Short problem: Filter this data down to the lines that hold "left", and copy them.

Record excerpts:
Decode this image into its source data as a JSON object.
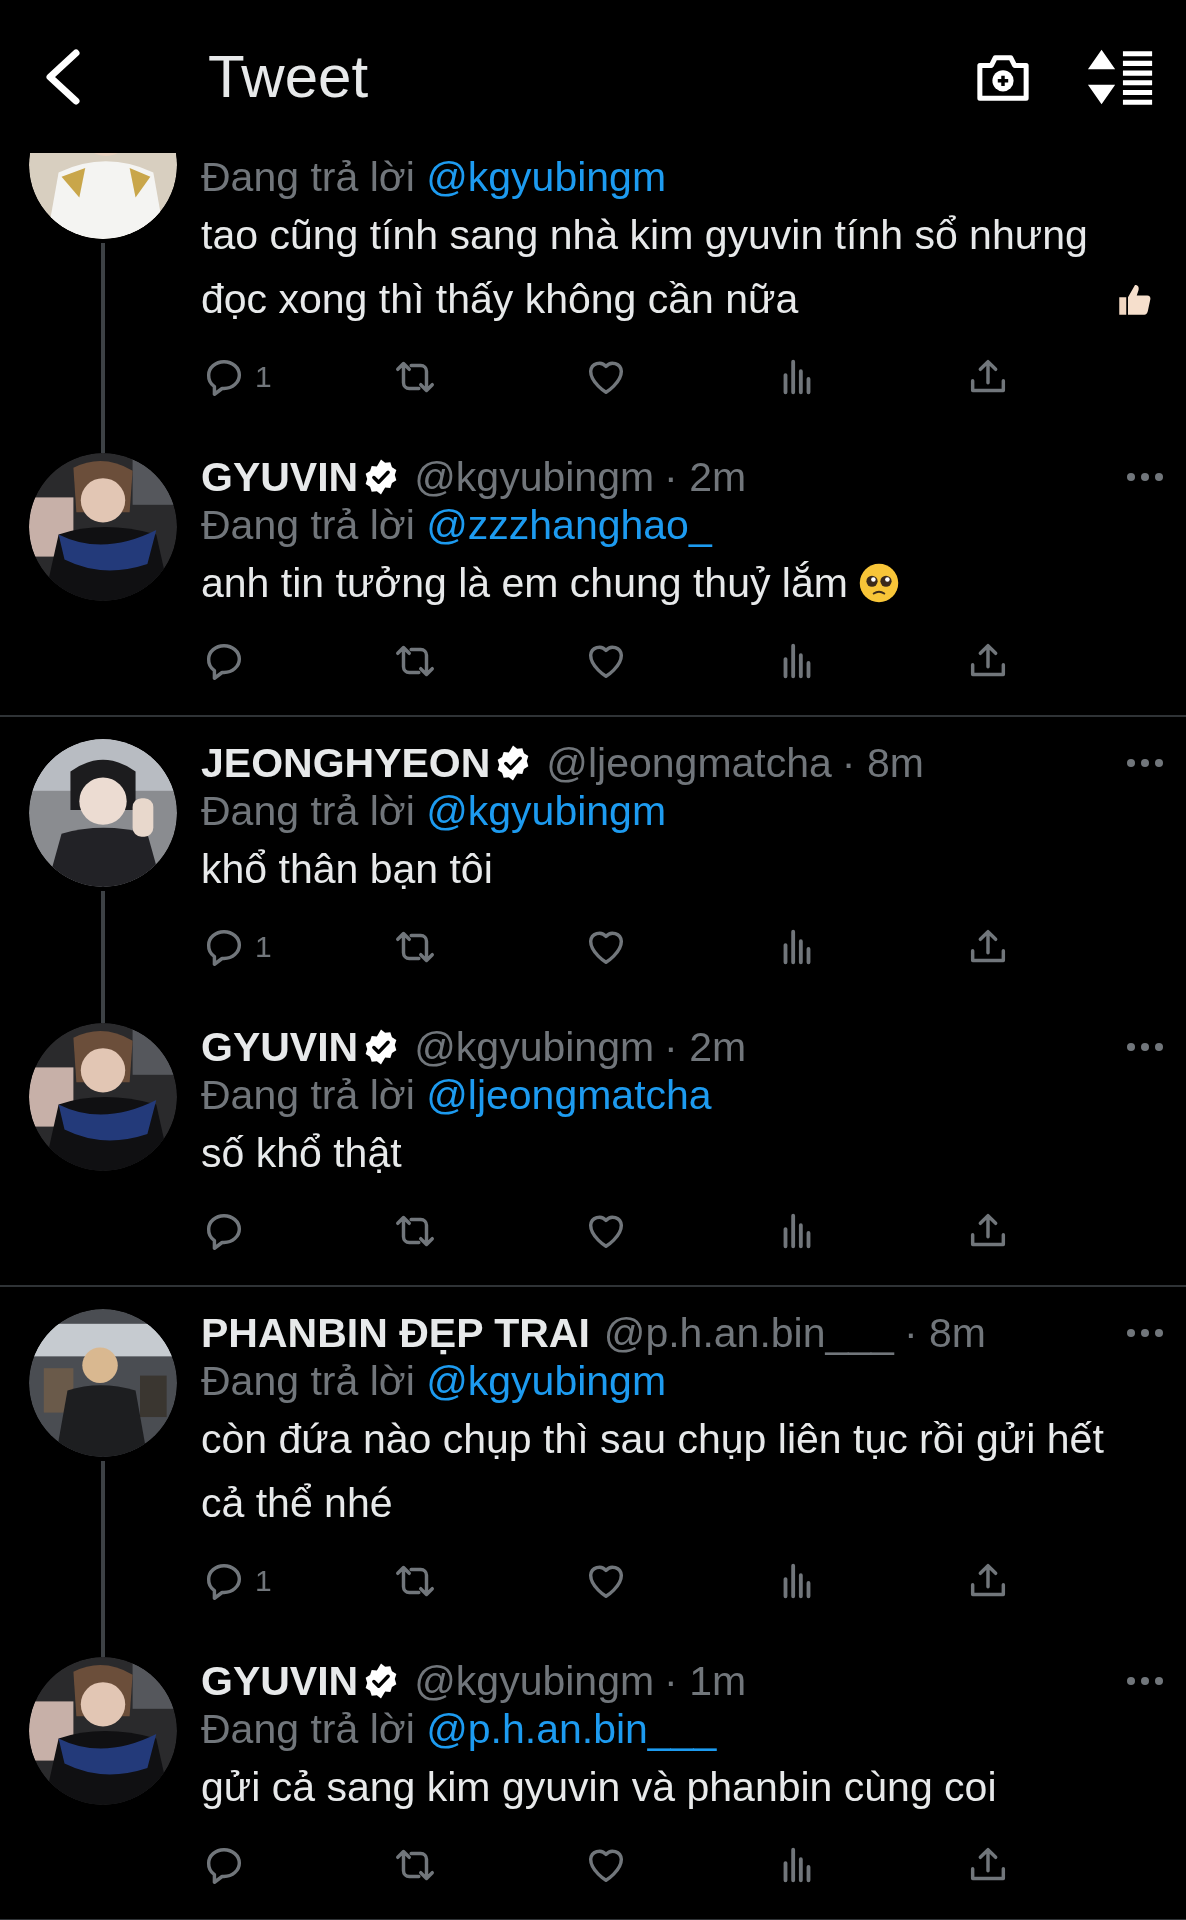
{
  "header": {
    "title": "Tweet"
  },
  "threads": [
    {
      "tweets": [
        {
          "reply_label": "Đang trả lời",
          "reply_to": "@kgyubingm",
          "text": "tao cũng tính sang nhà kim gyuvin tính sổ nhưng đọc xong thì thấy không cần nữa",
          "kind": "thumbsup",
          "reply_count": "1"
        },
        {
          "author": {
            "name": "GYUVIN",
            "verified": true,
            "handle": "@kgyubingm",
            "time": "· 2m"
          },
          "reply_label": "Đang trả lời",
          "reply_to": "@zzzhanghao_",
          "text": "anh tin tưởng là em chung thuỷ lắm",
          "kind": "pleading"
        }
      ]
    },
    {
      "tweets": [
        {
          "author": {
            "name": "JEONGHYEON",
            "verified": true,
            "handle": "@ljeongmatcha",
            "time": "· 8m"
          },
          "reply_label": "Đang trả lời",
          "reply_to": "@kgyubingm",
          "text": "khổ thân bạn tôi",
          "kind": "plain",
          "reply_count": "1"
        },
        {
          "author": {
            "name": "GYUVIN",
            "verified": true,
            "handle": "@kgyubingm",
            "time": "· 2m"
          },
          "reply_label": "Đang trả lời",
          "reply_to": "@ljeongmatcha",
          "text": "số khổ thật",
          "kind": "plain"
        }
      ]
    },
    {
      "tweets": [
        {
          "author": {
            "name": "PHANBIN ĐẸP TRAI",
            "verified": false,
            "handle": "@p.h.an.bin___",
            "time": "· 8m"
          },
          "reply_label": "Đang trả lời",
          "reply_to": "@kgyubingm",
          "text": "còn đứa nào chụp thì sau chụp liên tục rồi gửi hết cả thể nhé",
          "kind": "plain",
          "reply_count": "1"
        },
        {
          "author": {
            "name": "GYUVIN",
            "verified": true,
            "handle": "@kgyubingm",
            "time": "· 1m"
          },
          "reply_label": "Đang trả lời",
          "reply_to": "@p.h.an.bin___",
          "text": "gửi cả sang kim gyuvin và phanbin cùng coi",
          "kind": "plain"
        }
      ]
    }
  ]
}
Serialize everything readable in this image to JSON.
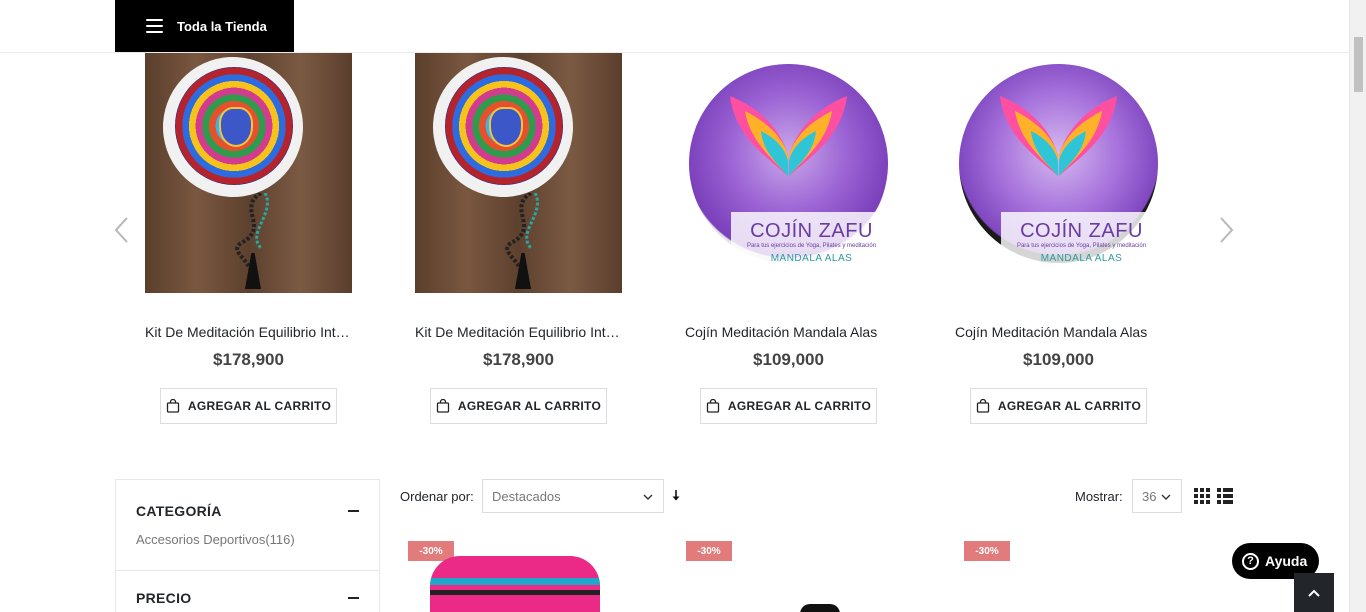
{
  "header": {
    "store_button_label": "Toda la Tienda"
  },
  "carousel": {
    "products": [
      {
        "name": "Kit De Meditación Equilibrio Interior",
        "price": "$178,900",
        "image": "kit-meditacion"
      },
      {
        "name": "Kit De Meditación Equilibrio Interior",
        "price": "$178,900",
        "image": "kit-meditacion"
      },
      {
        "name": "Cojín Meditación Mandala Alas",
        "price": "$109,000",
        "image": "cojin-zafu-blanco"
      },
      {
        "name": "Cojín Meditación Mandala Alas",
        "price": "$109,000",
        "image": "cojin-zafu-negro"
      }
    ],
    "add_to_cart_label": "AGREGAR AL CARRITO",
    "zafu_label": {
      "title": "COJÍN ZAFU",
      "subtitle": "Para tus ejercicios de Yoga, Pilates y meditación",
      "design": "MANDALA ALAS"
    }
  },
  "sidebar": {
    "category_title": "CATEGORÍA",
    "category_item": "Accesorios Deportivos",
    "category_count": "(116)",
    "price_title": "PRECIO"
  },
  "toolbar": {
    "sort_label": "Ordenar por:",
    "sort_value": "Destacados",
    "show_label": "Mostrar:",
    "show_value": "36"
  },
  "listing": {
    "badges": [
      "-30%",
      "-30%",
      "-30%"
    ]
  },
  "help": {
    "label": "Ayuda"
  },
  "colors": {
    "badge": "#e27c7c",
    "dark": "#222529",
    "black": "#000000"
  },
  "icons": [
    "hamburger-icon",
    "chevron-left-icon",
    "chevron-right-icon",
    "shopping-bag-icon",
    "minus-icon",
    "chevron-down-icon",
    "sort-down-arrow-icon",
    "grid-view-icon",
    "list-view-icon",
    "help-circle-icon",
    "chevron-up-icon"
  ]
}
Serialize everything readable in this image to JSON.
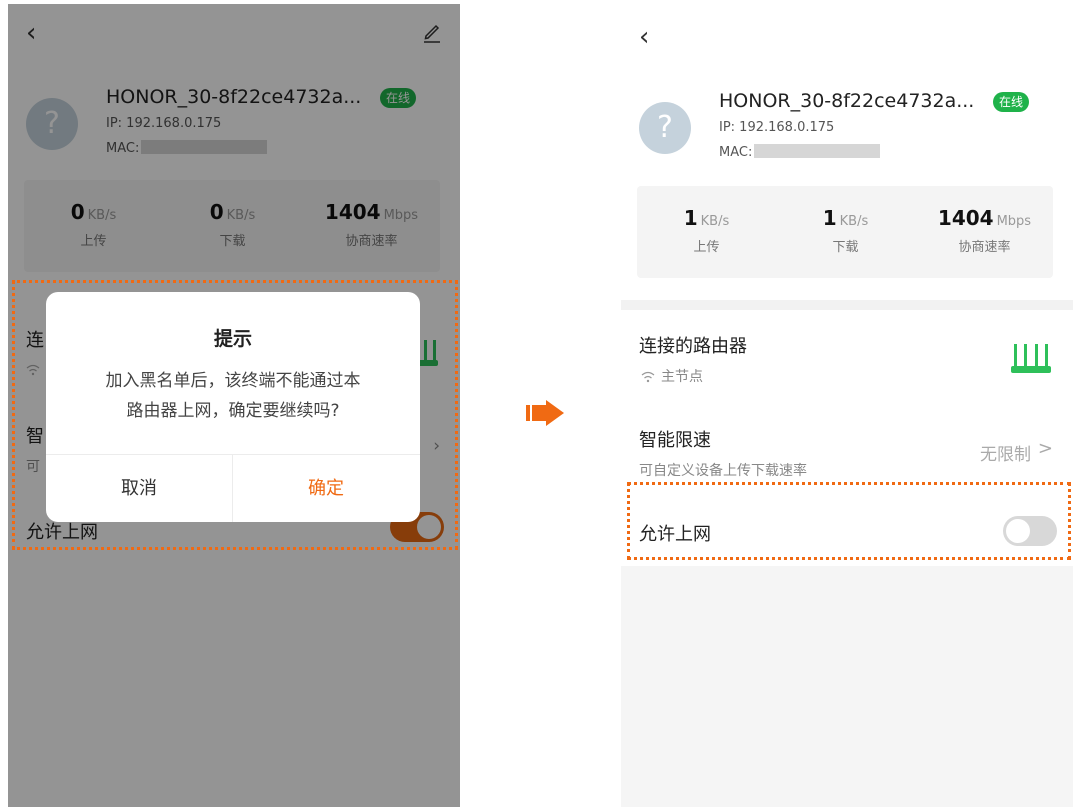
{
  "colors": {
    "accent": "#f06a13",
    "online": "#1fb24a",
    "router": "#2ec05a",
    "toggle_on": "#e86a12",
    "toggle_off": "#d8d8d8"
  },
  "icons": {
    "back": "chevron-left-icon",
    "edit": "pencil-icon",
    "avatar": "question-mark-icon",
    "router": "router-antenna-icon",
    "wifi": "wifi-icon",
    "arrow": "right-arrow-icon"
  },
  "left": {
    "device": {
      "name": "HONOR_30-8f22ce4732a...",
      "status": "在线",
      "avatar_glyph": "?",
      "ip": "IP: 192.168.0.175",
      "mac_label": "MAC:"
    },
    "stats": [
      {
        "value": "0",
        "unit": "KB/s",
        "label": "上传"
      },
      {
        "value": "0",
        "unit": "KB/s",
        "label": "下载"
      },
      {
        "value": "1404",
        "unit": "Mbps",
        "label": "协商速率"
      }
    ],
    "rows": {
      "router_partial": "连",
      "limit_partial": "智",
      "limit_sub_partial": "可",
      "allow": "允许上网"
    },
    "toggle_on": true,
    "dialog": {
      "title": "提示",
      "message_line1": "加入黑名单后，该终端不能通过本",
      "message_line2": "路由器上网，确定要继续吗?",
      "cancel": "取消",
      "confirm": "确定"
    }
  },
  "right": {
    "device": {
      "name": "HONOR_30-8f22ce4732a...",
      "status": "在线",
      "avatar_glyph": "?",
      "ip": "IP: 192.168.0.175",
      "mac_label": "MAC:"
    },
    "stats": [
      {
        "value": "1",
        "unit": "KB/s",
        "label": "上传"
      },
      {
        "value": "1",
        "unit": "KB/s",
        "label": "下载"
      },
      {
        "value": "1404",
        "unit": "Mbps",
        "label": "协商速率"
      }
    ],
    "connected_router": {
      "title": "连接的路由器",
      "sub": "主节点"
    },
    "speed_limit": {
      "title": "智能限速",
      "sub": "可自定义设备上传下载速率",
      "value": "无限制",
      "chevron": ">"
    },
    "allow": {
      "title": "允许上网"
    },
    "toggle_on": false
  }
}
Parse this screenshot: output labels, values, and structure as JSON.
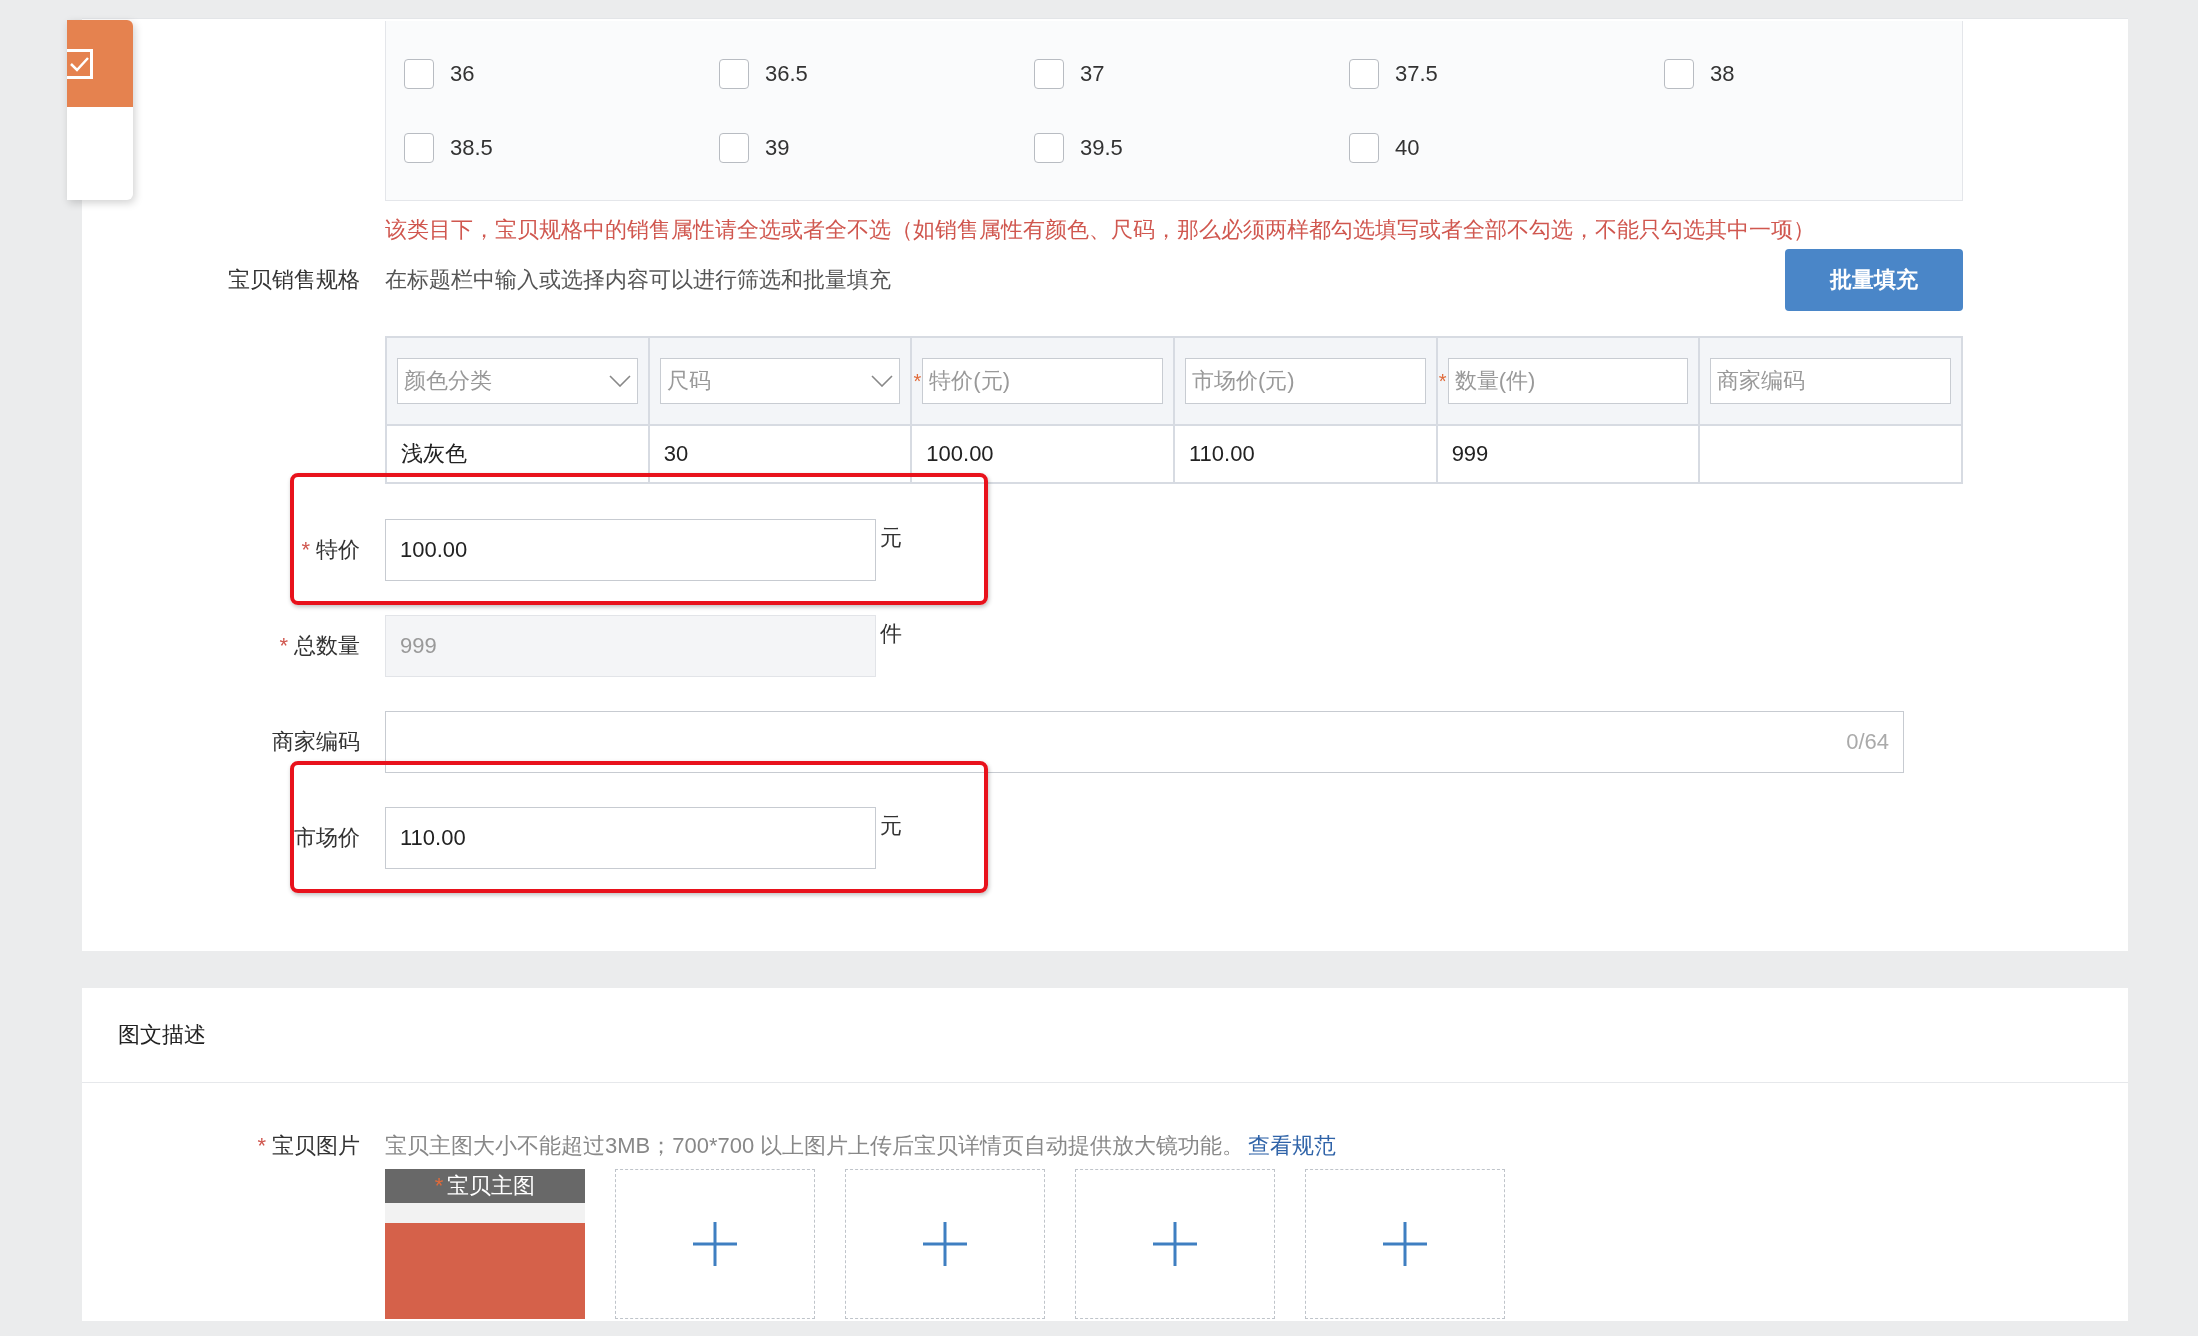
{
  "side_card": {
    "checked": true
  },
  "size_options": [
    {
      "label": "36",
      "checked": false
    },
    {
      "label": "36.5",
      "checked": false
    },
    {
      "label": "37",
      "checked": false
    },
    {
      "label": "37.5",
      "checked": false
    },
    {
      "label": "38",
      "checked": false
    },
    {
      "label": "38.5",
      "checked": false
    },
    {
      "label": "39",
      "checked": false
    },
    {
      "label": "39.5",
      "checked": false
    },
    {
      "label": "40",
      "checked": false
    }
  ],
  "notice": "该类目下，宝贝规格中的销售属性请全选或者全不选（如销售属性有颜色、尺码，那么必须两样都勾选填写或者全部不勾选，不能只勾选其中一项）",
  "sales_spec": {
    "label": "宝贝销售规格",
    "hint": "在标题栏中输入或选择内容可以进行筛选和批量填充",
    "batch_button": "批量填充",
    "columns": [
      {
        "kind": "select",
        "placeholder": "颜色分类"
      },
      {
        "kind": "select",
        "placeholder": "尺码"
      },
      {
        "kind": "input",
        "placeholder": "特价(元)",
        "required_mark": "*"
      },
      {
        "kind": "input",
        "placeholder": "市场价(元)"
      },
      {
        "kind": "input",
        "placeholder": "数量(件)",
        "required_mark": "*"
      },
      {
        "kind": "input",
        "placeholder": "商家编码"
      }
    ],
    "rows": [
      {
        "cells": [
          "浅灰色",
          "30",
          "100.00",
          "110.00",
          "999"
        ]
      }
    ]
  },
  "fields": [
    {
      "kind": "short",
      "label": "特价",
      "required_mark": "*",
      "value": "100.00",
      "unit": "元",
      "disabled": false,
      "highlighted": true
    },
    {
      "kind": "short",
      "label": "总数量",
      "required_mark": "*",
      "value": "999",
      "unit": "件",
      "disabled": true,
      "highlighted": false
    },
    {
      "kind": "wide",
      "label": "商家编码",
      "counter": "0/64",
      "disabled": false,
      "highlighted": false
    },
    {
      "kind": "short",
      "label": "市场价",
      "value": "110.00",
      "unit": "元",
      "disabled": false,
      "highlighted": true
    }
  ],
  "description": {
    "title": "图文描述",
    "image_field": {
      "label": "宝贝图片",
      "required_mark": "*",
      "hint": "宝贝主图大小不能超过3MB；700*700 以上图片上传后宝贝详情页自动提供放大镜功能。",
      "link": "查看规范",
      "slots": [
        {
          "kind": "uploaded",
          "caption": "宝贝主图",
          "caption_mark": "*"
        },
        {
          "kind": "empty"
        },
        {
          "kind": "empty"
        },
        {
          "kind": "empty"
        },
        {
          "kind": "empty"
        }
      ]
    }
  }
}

Task solution:
    "chevron-left-icon",
    "back": "chevron-left-icon",
  "left": {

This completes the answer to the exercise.